[Data records]
+ + + +

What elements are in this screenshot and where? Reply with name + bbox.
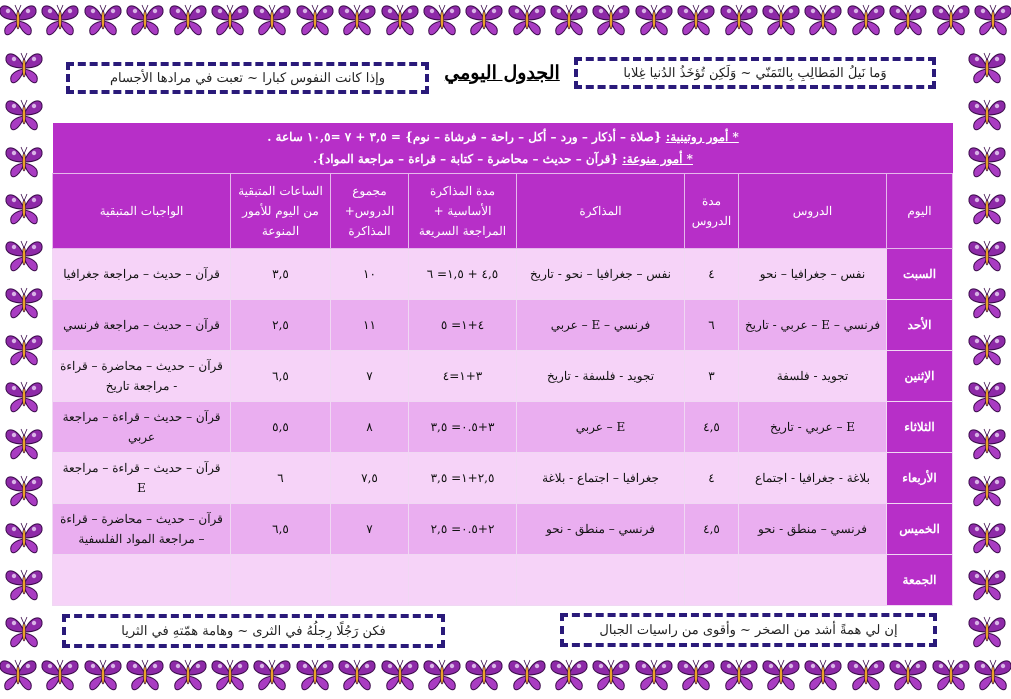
butterfly-icon — [803, 0, 843, 40]
column-header: مدة المذاكرة الأساسية + المراجعة السريعة — [409, 174, 517, 249]
varied-note — [313, 148, 693, 170]
butterfly-icon — [761, 655, 801, 695]
butterfly-icon — [888, 0, 928, 40]
butterfly-icon — [83, 0, 123, 40]
butterfly-icon — [846, 655, 886, 695]
table-cell: ٤,٥ — [685, 402, 739, 453]
column-header: الواجبات المتبقية — [53, 174, 231, 249]
butterfly-icon — [422, 0, 462, 40]
butterfly-icon — [4, 612, 44, 652]
table-cell: ٤ — [685, 249, 739, 300]
butterfly-icon — [967, 236, 1007, 276]
butterfly-icon — [676, 0, 716, 40]
butterfly-icon — [4, 283, 44, 323]
day-cell: الأحد — [887, 300, 953, 351]
butterfly-icon — [967, 424, 1007, 464]
table-cell: فرنسي – منطق - نحو — [517, 504, 685, 555]
table-cell: قرآن – حديث – مراجعة جغرافيا — [53, 249, 231, 300]
butterfly-icon — [4, 48, 44, 88]
table-header-row — [53, 174, 953, 249]
butterfly-icon — [168, 655, 208, 695]
header-quote-right — [574, 57, 936, 89]
butterfly-icon — [967, 283, 1007, 323]
butterfly-icon — [967, 95, 1007, 135]
table-cell: ١٠ — [331, 249, 409, 300]
butterfly-icon — [0, 0, 38, 40]
table-row — [53, 504, 953, 555]
table-cell: ٧ — [331, 351, 409, 402]
table-cell: بلاغة - جغرافيا - اجتماع — [739, 453, 887, 504]
table-row — [53, 300, 953, 351]
table-cell: ٥,٥ — [231, 402, 331, 453]
butterfly-icon — [337, 0, 377, 40]
table-cell: ٣ — [685, 351, 739, 402]
butterfly-icon — [4, 330, 44, 370]
table-cell: ٤ — [685, 453, 739, 504]
butterfly-icon — [846, 0, 886, 40]
butterfly-border-right — [963, 44, 1011, 655]
butterfly-icon — [973, 0, 1011, 40]
table-cell: ٣+١=٤ — [409, 351, 517, 402]
table-cell: E – عربي - تاريخ — [739, 402, 887, 453]
table-cell: ٤+١= ٥ — [409, 300, 517, 351]
varied-text: {قرآن – حديث – محاضرة – كتابة – قراءة – مراجعة المواد}. — [313, 152, 623, 166]
table-cell: فرنسي – E – عربي — [517, 300, 685, 351]
butterfly-icon — [761, 0, 801, 40]
butterfly-icon — [931, 655, 971, 695]
column-header: اليوم — [887, 174, 953, 249]
table-cell: E – عربي — [517, 402, 685, 453]
table-cell: ٧,٥ — [331, 453, 409, 504]
butterfly-icon — [967, 142, 1007, 182]
table-cell: ٤,٥ — [685, 504, 739, 555]
table-cell — [685, 555, 739, 606]
header-quote-left — [66, 62, 429, 94]
table-cell: ٧ — [331, 504, 409, 555]
table-row — [53, 555, 953, 606]
table-cell — [53, 555, 231, 606]
table-cell — [739, 555, 887, 606]
table-cell: نفس – جغرافيا – نحو — [739, 249, 887, 300]
day-cell: الأربعاء — [887, 453, 953, 504]
table-cell — [409, 555, 517, 606]
table-cell: تجويد - فلسفة — [739, 351, 887, 402]
table-cell: ١١ — [331, 300, 409, 351]
footer-quote-left — [62, 614, 445, 648]
footer-quote-right-text: إن لي همةً أشد من الصخر ~ وأقوى من راسيات الجبال — [599, 622, 898, 638]
table-cell: فرنسي – E – عربي - تاريخ — [739, 300, 887, 351]
butterfly-icon — [40, 0, 80, 40]
butterfly-icon — [4, 518, 44, 558]
footer-quote-right — [560, 613, 937, 647]
butterfly-icon — [549, 655, 589, 695]
butterfly-icon — [210, 655, 250, 695]
column-header: الدروس — [739, 174, 887, 249]
butterfly-border-left — [0, 44, 48, 655]
table-cell: قرآن – حديث – قراءة – مراجعة E — [53, 453, 231, 504]
table-cell: قرآن – حديث – مراجعة فرنسي — [53, 300, 231, 351]
butterfly-icon — [40, 655, 80, 695]
butterfly-icon — [168, 0, 208, 40]
column-header: مجموع الدروس+ المذاكرة — [331, 174, 409, 249]
table-cell: ٦,٥ — [231, 504, 331, 555]
butterfly-icon — [252, 0, 292, 40]
butterfly-icon — [4, 142, 44, 182]
butterfly-icon — [0, 655, 38, 695]
butterfly-icon — [967, 330, 1007, 370]
notes-section — [53, 123, 953, 173]
butterfly-icon — [380, 655, 420, 695]
butterfly-icon — [295, 655, 335, 695]
butterfly-icon — [931, 0, 971, 40]
butterfly-icon — [719, 0, 759, 40]
butterfly-icon — [4, 377, 44, 417]
page-title: الجدول اليومي — [444, 62, 560, 84]
butterfly-border-top — [0, 0, 1011, 44]
table-cell: ٦ — [685, 300, 739, 351]
day-cell: الجمعة — [887, 555, 953, 606]
butterfly-icon — [337, 655, 377, 695]
butterfly-icon — [507, 655, 547, 695]
day-cell: الثلاثاء — [887, 402, 953, 453]
schedule-panel — [53, 123, 953, 600]
column-header: المذاكرة — [517, 174, 685, 249]
table-cell: ٦,٥ — [231, 351, 331, 402]
butterfly-icon — [634, 0, 674, 40]
table-cell: ٦ — [231, 453, 331, 504]
butterfly-icon — [464, 655, 504, 695]
butterfly-icon — [973, 655, 1011, 695]
column-header: مدة الدروس — [685, 174, 739, 249]
butterfly-icon — [83, 655, 123, 695]
schedule-table — [52, 173, 953, 606]
table-cell: نفس – جغرافيا – نحو - تاريخ — [517, 249, 685, 300]
day-cell: السبت — [887, 249, 953, 300]
butterfly-icon — [295, 0, 335, 40]
table-cell — [231, 555, 331, 606]
butterfly-icon — [4, 565, 44, 605]
butterfly-icon — [967, 189, 1007, 229]
table-cell: ٣,٥ — [231, 249, 331, 300]
butterfly-icon — [803, 655, 843, 695]
butterfly-icon — [252, 655, 292, 695]
butterfly-icon — [4, 471, 44, 511]
table-cell — [331, 555, 409, 606]
butterfly-icon — [591, 0, 631, 40]
table-cell: قرآن – حديث – محاضرة – قراءة – مراجعة المواد الفلسفية — [53, 504, 231, 555]
table-cell: ٢,٥+١= ٣,٥ — [409, 453, 517, 504]
routine-text: {صلاة – أذكار – ورد – أكل – راحة – فرشاة – نوم} = ٣,٥ + ٧ =١٠,٥ ساعة . — [267, 130, 666, 144]
butterfly-icon — [549, 0, 589, 40]
footer-quote-left-text: فكن رَجُلًا رِجلُهُ في الثرى ~ وهامة همّتهِ في الثريا — [121, 623, 386, 639]
butterfly-icon — [676, 655, 716, 695]
butterfly-icon — [967, 518, 1007, 558]
table-cell: ٢+٠.٥= ٢,٥ — [409, 504, 517, 555]
table-cell: ٤,٥ + ١,٥= ٦ — [409, 249, 517, 300]
table-cell: جغرافيا – اجتماع - بلاغة — [517, 453, 685, 504]
butterfly-icon — [464, 0, 504, 40]
butterfly-icon — [4, 236, 44, 276]
day-cell: الخميس — [887, 504, 953, 555]
butterfly-icon — [4, 189, 44, 229]
butterfly-icon — [888, 655, 928, 695]
routine-label: * أمور روتينية: — [665, 130, 739, 144]
butterfly-icon — [967, 48, 1007, 88]
table-cell: ٢,٥ — [231, 300, 331, 351]
butterfly-icon — [380, 0, 420, 40]
table-row — [53, 351, 953, 402]
butterfly-icon — [4, 95, 44, 135]
table-row — [53, 453, 953, 504]
butterfly-icon — [210, 0, 250, 40]
routine-note — [267, 126, 739, 148]
table-cell — [517, 555, 685, 606]
butterfly-border-bottom — [0, 655, 1011, 699]
butterfly-icon — [967, 377, 1007, 417]
butterfly-icon — [125, 655, 165, 695]
table-cell: ٣+٠.٥= ٣,٥ — [409, 402, 517, 453]
butterfly-icon — [422, 655, 462, 695]
butterfly-icon — [719, 655, 759, 695]
butterfly-icon — [507, 0, 547, 40]
column-header: الساعات المتبقية من اليوم للأمور المنوعة — [231, 174, 331, 249]
header-quote-right-text: وَما نَيلُ المَطالِبِ بِالتَمَنّي ~ وَلَكِن تُؤخَذُ الدُنيا غِلابا — [623, 65, 887, 81]
table-cell: قرآن – حديث – محاضرة – قراءة - مراجعة تاريخ — [53, 351, 231, 402]
butterfly-icon — [591, 655, 631, 695]
table-cell: تجويد - فلسفة - تاريخ — [517, 351, 685, 402]
table-cell: قرآن – حديث – قراءة – مراجعة عربي — [53, 402, 231, 453]
table-cell: ٨ — [331, 402, 409, 453]
butterfly-icon — [4, 424, 44, 464]
day-cell: الإثنين — [887, 351, 953, 402]
butterfly-icon — [967, 612, 1007, 652]
varied-label: * أمور منوعة: — [622, 152, 693, 166]
table-row — [53, 249, 953, 300]
table-cell: فرنسي – منطق - نحو — [739, 504, 887, 555]
table-row — [53, 402, 953, 453]
butterfly-icon — [125, 0, 165, 40]
butterfly-icon — [634, 655, 674, 695]
butterfly-icon — [967, 565, 1007, 605]
header-quote-left-text: وإذا كانت النفوس كبارا ~ تعبت في مرادها الأجسام — [109, 70, 386, 86]
butterfly-icon — [967, 471, 1007, 511]
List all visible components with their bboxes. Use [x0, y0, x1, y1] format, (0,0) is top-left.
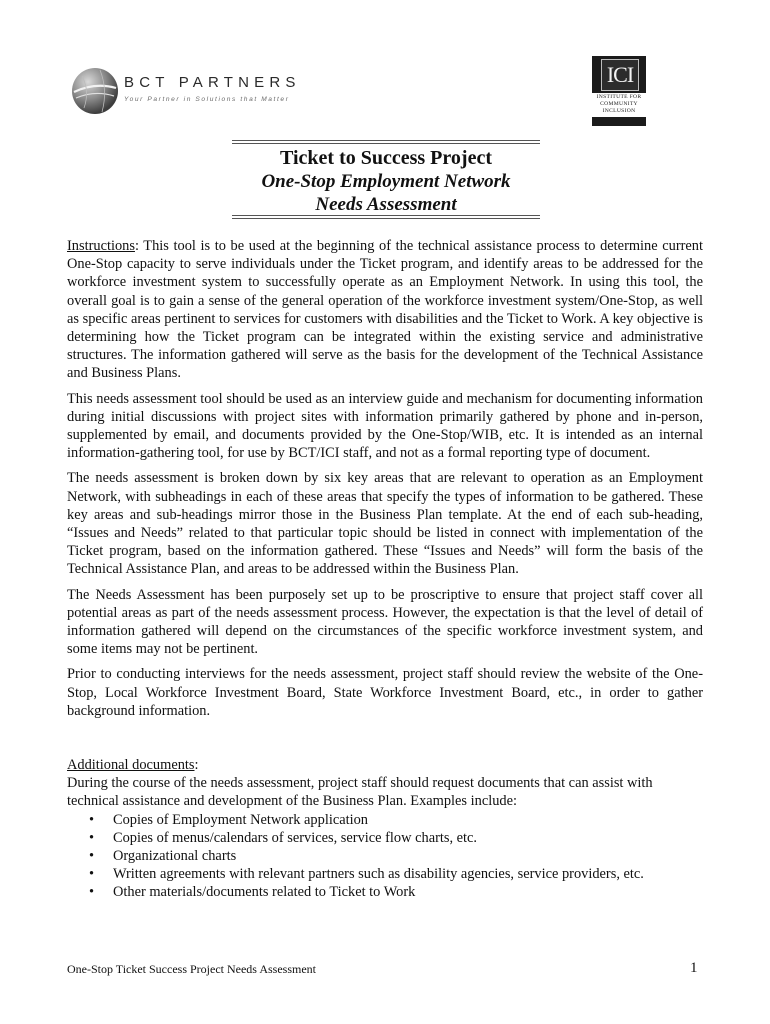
list-item: [67, 847, 703, 865]
additional-documents-heading-line: [67, 756, 703, 774]
paragraph-4: The Needs Assessment has been purposely set up to be proscriptive to ensure that project staff cover all potential areas as part of the needs assessment process. However, the expectation is that the level of detail of information gathered will depend on the circumstances of the specific workforce investment system, and some items may not be pertinent.: [67, 586, 703, 658]
footer-title: One-Stop Ticket Success Project Needs Assessment: [67, 962, 316, 976]
title-bottom-rule: [232, 215, 540, 219]
body-content: [67, 237, 703, 727]
paragraph-3: The needs assessment is broken down by six key areas that are relevant to operation as an Employment Network, with subheadings in each of these areas that specify the types of information to be gathered. These key areas and sub-headings mirror those in the Business Plan template. At the end of each sub-heading, “Issues and Needs” related to that particular topic should be listed in connect with implementation of the Ticket program, based on the information gathered. These “Issues and Needs” will form the basis of the Technical Assistance Plan, and areas to be addressed within the Business Plan.: [67, 470, 703, 578]
list-item-text: Copies of Employment Network application: [113, 811, 368, 828]
ici-subtitle-line3: INCLUSION: [602, 108, 636, 115]
list-item-text: Other materials/documents related to Ticket to Work: [113, 884, 416, 901]
bullet-icon: •: [89, 866, 95, 883]
bullet-icon: •: [89, 811, 95, 828]
additional-documents-section: [67, 756, 703, 902]
bullet-icon: •: [89, 884, 95, 901]
instructions-text: : This tool is to be used at the beginning of the technical assistance process to determine current One-Stop capacity to serve individuals under the Ticket program, and identify areas to be addressed for the workforce investment system to successfully operate as an Employment Network. In using this tool, the overall goal is to gain a sense of the general operation of the workforce investment system/One-Stop, as well as specific areas pertinent to services for customers with disabilities and the Ticket to Work. A key objective is determining how the Ticket program can be integrated within the existing service and administrative structures. The information gathered will serve as the basis for the development of the Technical Assistance and Business Plans.: [67, 238, 703, 382]
additional-documents-intro: During the course of the needs assessment, project staff should request documents that can assist with technical assistance and development of the Business Plan. Examples include:: [67, 775, 653, 810]
globe-icon: [70, 66, 120, 116]
additional-documents-heading: Additional documents: [67, 757, 195, 773]
bullet-icon: •: [89, 829, 95, 846]
list-item-text: Organizational charts: [113, 848, 237, 865]
list-item: [67, 829, 703, 847]
documents-list: [67, 811, 703, 902]
document-subtitle: One-Stop Employment Network: [261, 171, 511, 192]
page-number: 1: [690, 960, 698, 976]
paragraph-5: Prior to conducting interviews for the needs assessment, project staff should review the website of the One-Stop, Local Workforce Investment Board, State Workforce Investment Board, etc., in order to gather background information.: [67, 666, 703, 719]
ici-mark: ICI: [601, 59, 639, 91]
list-item: [67, 811, 703, 829]
list-item: [67, 865, 703, 883]
bct-partners-logo: [70, 66, 300, 116]
title-top-rule: [232, 140, 540, 144]
heading-colon: :: [194, 757, 199, 773]
ici-logo: [592, 56, 646, 126]
document-subtitle-2: Needs Assessment: [315, 194, 457, 215]
document-title: Ticket to Success Project: [280, 147, 492, 169]
list-item-text: Written agreements with relevant partners such as disability agencies, service providers, etc.: [113, 866, 644, 883]
instructions-label: Instructions: [67, 238, 135, 254]
ici-subtitle-line2: COMMUNITY: [600, 101, 638, 108]
ici-subtitle: [592, 93, 646, 117]
instructions-paragraph: [67, 237, 703, 383]
bct-tagline: Your Partner in Solutions that Matter: [124, 96, 290, 103]
list-item-text: Copies of menus/calendars of services, service flow charts, etc.: [113, 829, 478, 846]
ici-subtitle-line1: INSTITUTE FOR: [596, 94, 642, 100]
bullet-icon: •: [89, 848, 95, 865]
list-item: [67, 883, 703, 901]
bct-company-name: BCT PARTNERS: [124, 74, 301, 91]
paragraph-2: This needs assessment tool should be used as an interview guide and mechanism for documenting information during initial discussions with project sites with information primarily gathered by phone and in-person, supplemented by email, and documents provided by the One-Stop/WIB, etc. It is intended as an internal information-gathering tool, for use by BCT/ICI staff, and not as a formal reporting type of document.: [67, 390, 703, 462]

+ + + +

Quote the data lines from the one containing "butterfly-icon — [803, 0, 843, 40]" through the one containing "table-cell: ١٠ — [331, 249, 409, 300]", both included, reproducing each line as it appears.

butterfly-icon — [803, 0, 843, 40]
column-header: مدة المذاكرة الأساسية + المراجعة السريعة — [409, 174, 517, 249]
varied-note — [313, 148, 693, 170]
butterfly-icon — [761, 655, 801, 695]
butterfly-icon — [888, 0, 928, 40]
butterfly-icon — [83, 0, 123, 40]
butterfly-icon — [846, 655, 886, 695]
table-cell: ٤,٥ — [685, 402, 739, 453]
column-header: الواجبات المتبقية — [53, 174, 231, 249]
butterfly-icon — [422, 0, 462, 40]
butterfly-icon — [4, 612, 44, 652]
table-cell: ٤ — [685, 249, 739, 300]
butterfly-icon — [967, 236, 1007, 276]
butterfly-icon — [676, 0, 716, 40]
butterfly-icon — [4, 283, 44, 323]
day-cell: الأحد — [887, 300, 953, 351]
butterfly-icon — [967, 424, 1007, 464]
table-cell: فرنسي – منطق - نحو — [517, 504, 685, 555]
table-cell: قرآن – حديث – مراجعة جغرافيا — [53, 249, 231, 300]
butterfly-icon — [4, 48, 44, 88]
table-header-row — [53, 174, 953, 249]
butterfly-icon — [168, 655, 208, 695]
header-quote-right — [574, 57, 936, 89]
butterfly-icon — [967, 283, 1007, 323]
butterfly-icon — [967, 95, 1007, 135]
table-cell: ١٠ — [331, 249, 409, 300]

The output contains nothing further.